►

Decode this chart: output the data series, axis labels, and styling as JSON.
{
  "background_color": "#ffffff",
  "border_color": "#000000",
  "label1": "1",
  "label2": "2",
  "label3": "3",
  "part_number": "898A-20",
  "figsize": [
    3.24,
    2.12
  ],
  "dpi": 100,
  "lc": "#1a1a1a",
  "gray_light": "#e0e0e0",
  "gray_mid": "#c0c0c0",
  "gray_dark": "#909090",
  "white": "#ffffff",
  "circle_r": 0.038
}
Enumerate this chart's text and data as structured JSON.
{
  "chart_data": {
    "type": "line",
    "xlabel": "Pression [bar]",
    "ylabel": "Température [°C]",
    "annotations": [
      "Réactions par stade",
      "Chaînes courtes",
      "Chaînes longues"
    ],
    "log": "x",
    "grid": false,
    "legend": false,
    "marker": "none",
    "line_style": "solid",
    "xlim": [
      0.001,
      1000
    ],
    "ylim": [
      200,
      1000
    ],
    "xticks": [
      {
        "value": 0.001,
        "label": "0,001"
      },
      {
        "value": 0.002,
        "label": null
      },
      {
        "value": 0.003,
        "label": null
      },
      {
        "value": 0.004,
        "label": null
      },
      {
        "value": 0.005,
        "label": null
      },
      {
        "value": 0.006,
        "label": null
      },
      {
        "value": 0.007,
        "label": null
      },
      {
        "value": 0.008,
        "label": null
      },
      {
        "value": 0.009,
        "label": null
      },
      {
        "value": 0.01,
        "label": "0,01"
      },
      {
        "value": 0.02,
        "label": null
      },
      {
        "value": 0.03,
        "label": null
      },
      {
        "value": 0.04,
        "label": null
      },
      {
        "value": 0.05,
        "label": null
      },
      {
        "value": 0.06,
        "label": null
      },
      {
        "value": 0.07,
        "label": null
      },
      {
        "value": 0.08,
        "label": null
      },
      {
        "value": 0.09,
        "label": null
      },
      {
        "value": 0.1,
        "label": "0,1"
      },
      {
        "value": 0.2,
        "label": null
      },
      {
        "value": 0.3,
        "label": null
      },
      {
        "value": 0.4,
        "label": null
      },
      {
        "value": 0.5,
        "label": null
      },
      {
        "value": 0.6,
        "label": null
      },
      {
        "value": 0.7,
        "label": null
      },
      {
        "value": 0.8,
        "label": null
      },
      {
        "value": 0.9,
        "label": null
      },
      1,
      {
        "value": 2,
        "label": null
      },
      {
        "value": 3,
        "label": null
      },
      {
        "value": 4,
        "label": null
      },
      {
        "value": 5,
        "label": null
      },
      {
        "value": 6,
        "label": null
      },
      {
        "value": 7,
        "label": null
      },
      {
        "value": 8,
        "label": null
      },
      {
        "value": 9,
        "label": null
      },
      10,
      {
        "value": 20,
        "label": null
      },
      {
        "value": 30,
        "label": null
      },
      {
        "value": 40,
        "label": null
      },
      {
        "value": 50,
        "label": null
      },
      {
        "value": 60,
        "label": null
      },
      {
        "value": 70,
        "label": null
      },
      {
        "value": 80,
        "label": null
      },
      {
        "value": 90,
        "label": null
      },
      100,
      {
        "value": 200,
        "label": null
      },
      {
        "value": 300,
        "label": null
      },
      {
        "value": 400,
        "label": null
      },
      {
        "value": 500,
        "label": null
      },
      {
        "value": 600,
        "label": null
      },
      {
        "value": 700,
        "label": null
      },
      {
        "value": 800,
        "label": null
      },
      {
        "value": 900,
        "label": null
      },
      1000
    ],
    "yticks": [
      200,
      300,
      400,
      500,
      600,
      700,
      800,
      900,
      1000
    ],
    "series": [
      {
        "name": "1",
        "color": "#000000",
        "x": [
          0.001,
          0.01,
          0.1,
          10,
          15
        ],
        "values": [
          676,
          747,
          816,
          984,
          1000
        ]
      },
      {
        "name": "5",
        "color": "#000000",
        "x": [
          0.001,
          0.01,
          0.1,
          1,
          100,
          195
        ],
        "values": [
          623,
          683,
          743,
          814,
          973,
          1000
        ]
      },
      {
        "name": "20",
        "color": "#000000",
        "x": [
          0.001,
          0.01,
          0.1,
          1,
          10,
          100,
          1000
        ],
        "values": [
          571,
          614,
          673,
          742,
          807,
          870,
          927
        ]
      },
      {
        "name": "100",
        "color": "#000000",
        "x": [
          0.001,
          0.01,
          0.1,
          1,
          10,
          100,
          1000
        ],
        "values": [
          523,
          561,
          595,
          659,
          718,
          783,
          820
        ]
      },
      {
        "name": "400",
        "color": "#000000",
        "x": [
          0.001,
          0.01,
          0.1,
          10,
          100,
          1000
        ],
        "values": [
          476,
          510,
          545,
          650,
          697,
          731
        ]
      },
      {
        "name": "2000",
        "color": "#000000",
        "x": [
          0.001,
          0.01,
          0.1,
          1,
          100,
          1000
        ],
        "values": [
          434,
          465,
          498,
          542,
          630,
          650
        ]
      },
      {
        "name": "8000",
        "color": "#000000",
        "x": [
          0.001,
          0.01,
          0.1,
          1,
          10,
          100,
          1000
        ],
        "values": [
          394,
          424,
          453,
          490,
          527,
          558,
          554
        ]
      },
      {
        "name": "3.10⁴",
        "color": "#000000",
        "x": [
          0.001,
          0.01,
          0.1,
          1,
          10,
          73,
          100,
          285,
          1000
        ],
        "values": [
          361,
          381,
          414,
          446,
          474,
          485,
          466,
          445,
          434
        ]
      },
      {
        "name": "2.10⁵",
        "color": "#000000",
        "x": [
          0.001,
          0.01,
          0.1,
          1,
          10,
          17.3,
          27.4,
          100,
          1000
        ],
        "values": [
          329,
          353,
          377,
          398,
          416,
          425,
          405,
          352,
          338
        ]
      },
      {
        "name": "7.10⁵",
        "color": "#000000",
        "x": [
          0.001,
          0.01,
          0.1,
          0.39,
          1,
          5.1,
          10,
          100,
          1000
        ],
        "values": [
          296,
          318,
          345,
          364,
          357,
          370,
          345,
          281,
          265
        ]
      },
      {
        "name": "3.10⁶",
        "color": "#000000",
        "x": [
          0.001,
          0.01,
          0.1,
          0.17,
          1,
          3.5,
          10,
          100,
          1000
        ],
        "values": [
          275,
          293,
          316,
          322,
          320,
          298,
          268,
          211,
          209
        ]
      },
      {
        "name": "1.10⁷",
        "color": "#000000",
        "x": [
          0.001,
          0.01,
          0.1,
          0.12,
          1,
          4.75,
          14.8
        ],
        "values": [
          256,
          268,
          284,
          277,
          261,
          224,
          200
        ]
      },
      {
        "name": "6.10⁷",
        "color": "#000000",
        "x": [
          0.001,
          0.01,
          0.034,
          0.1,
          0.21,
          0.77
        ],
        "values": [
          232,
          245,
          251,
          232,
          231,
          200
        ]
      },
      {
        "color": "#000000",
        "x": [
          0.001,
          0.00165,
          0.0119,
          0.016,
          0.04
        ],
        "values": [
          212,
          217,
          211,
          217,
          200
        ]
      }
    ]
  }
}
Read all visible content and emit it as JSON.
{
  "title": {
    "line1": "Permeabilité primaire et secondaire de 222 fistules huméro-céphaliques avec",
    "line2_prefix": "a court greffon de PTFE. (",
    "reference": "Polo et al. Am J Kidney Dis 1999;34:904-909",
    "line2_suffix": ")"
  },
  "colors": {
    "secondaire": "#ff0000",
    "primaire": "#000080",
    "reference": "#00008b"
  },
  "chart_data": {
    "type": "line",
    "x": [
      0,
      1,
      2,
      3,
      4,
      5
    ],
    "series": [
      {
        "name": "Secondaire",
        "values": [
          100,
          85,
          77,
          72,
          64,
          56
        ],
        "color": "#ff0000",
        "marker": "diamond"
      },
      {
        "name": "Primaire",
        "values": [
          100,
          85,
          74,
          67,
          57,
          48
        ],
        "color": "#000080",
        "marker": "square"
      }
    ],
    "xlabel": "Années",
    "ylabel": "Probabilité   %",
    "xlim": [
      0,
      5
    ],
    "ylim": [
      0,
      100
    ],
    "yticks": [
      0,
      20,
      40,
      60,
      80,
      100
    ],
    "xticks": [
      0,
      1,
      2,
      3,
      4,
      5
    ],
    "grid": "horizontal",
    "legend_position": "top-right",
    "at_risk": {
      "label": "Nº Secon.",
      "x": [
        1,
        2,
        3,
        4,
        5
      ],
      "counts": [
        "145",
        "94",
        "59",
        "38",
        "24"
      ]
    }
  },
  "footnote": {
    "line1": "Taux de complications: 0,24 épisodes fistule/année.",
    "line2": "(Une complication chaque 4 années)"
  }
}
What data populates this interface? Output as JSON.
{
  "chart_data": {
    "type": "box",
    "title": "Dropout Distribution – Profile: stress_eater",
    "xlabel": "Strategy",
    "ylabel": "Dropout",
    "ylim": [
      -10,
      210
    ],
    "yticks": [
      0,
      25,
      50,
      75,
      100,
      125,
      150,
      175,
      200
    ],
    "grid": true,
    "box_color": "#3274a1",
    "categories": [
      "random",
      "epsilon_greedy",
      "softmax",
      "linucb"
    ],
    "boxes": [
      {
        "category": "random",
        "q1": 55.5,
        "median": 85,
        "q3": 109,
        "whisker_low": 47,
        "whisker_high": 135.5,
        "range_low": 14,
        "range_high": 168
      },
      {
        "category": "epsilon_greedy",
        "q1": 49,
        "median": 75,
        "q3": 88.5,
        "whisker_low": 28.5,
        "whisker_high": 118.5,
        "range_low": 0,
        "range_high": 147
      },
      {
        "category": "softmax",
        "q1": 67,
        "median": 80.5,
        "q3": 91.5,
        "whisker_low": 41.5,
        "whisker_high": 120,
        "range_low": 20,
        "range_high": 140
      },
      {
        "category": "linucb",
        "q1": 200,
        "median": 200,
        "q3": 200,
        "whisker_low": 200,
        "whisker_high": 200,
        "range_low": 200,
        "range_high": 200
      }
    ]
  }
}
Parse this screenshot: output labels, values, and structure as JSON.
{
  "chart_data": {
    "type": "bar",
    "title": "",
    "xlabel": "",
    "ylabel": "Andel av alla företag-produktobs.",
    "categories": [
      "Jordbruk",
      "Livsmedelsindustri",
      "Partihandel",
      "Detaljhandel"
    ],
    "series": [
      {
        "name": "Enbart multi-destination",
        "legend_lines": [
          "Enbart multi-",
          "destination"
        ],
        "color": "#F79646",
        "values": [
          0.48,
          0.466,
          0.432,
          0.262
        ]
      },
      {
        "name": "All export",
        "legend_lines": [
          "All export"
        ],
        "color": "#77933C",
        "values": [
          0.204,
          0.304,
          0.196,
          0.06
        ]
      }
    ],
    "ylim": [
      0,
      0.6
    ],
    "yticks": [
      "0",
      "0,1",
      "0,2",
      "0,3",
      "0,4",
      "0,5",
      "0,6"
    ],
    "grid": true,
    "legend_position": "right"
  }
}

◄

Gather each line of the listing containing the word "this" and show it.

* In response
Decode this chart: output the data series, axis labels, and styling as JSON.
Enumerate this chart's text and data as structured JSON.
What data populates this interface? Output as JSON.
Parse this screenshot: output labels, values, and structure as JSON.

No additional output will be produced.